What this task involves. Nothing should be left out: output all of the entries exactly.

Records provided.
((
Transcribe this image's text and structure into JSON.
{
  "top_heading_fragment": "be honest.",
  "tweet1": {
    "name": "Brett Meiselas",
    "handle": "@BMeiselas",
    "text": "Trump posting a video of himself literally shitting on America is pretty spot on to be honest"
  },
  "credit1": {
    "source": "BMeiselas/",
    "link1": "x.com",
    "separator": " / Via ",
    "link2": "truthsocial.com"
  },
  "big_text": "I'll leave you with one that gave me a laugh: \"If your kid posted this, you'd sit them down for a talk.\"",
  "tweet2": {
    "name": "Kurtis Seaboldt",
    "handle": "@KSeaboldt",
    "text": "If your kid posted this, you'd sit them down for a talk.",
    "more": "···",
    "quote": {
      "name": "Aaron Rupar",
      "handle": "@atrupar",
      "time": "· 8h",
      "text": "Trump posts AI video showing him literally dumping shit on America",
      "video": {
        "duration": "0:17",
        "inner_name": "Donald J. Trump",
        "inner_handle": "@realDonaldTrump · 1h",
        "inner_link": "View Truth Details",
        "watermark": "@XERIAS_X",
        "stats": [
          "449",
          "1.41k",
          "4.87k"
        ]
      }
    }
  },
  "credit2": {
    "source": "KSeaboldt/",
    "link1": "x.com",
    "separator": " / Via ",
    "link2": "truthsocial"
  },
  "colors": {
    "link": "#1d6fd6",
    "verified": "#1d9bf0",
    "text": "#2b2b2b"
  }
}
))
Written solution.
Transcribe this image's text and structure into JSON.
{
  "top_heading_fragment": "be honest.",
  "tweet1": {
    "name": "Brett Meiselas",
    "handle": "@BMeiselas",
    "text": "Trump posting a video of himself literally shitting on America is pretty spot on to be honest"
  },
  "credit1": {
    "source": "BMeiselas/",
    "link1": "x.com",
    "separator": " / Via ",
    "link2": "truthsocial.com"
  },
  "big_text": "I'll leave you with one that gave me a laugh: \"If your kid posted this, you'd sit them down for a talk.\"",
  "tweet2": {
    "name": "Kurtis Seaboldt",
    "handle": "@KSeaboldt",
    "text": "If your kid posted this, you'd sit them down for a talk.",
    "more": "···",
    "quote": {
      "name": "Aaron Rupar",
      "handle": "@atrupar",
      "time": "· 8h",
      "text": "Trump posts AI video showing him literally dumping shit on America",
      "video": {
        "duration": "0:17",
        "inner_name": "Donald J. Trump",
        "inner_handle": "@realDonaldTrump · 1h",
        "inner_link": "View Truth Details",
        "watermark": "@XERIAS_X",
        "stats": [
          "449",
          "1.41k",
          "4.87k"
        ]
      }
    }
  },
  "credit2": {
    "source": "KSeaboldt/",
    "link1": "x.com",
    "separator": " / Via ",
    "link2": "truthsocial"
  },
  "colors": {
    "link": "#1d6fd6",
    "verified": "#1d9bf0",
    "text": "#2b2b2b"
  }
}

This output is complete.